Collection entries
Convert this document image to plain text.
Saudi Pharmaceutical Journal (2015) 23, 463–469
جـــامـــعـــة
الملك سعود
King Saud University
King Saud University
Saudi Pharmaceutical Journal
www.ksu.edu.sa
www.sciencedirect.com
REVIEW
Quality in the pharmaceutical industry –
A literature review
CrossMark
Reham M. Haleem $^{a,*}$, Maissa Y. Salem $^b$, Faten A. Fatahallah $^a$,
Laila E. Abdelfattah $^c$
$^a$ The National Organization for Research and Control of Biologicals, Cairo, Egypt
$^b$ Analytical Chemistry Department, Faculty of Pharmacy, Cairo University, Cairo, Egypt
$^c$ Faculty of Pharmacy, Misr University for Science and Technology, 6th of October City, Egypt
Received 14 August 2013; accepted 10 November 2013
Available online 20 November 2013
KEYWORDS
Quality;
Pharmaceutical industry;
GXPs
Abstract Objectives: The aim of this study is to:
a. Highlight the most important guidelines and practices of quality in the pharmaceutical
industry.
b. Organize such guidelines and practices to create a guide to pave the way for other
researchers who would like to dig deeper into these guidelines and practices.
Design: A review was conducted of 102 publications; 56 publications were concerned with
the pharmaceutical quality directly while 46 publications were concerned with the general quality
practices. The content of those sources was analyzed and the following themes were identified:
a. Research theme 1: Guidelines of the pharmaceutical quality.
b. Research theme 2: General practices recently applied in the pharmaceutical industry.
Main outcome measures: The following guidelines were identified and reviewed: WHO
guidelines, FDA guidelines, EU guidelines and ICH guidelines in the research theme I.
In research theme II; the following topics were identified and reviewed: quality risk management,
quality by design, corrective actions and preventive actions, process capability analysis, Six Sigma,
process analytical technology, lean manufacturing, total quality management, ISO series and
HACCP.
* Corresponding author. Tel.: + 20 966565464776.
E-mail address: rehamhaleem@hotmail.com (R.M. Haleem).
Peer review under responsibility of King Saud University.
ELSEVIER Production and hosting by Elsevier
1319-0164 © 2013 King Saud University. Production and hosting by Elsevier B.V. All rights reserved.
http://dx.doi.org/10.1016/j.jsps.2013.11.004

Short task:
Each record above should be output again exactly.

Output below:
Convert this document image to plain text.
Saudi Pharmaceutical Journal (2015) 23, 463–469
جـــامـــعـــة
الملك سعود
King Saud University
King Saud University
Saudi Pharmaceutical Journal
www.ksu.edu.sa
www.sciencedirect.com
REVIEW
Quality in the pharmaceutical industry –
A literature review
CrossMark
Reham M. Haleem $^{a,*}$, Maissa Y. Salem $^b$, Faten A. Fatahallah $^a$,
Laila E. Abdelfattah $^c$
$^a$ The National Organization for Research and Control of Biologicals, Cairo, Egypt
$^b$ Analytical Chemistry Department, Faculty of Pharmacy, Cairo University, Cairo, Egypt
$^c$ Faculty of Pharmacy, Misr University for Science and Technology, 6th of October City, Egypt
Received 14 August 2013; accepted 10 November 2013
Available online 20 November 2013
KEYWORDS
Quality;
Pharmaceutical industry;
GXPs
Abstract Objectives: The aim of this study is to:
a. Highlight the most important guidelines and practices of quality in the pharmaceutical
industry.
b. Organize such guidelines and practices to create a guide to pave the way for other
researchers who would like to dig deeper into these guidelines and practices.
Design: A review was conducted of 102 publications; 56 publications were concerned with
the pharmaceutical quality directly while 46 publications were concerned with the general quality
practices. The content of those sources was analyzed and the following themes were identified:
a. Research theme 1: Guidelines of the pharmaceutical quality.
b. Research theme 2: General practices recently applied in the pharmaceutical industry.
Main outcome measures: The following guidelines were identified and reviewed: WHO
guidelines, FDA guidelines, EU guidelines and ICH guidelines in the research theme I.
In research theme II; the following topics were identified and reviewed: quality risk management,
quality by design, corrective actions and preventive actions, process capability analysis, Six Sigma,
process analytical technology, lean manufacturing, total quality management, ISO series and
HACCP.
* Corresponding author. Tel.: + 20 966565464776.
E-mail address: rehamhaleem@hotmail.com (R.M. Haleem).
Peer review under responsibility of King Saud University.
ELSEVIER Production and hosting by Elsevier
1319-0164 © 2013 King Saud University. Production and hosting by Elsevier B.V. All rights reserved.
http://dx.doi.org/10.1016/j.jsps.2013.11.004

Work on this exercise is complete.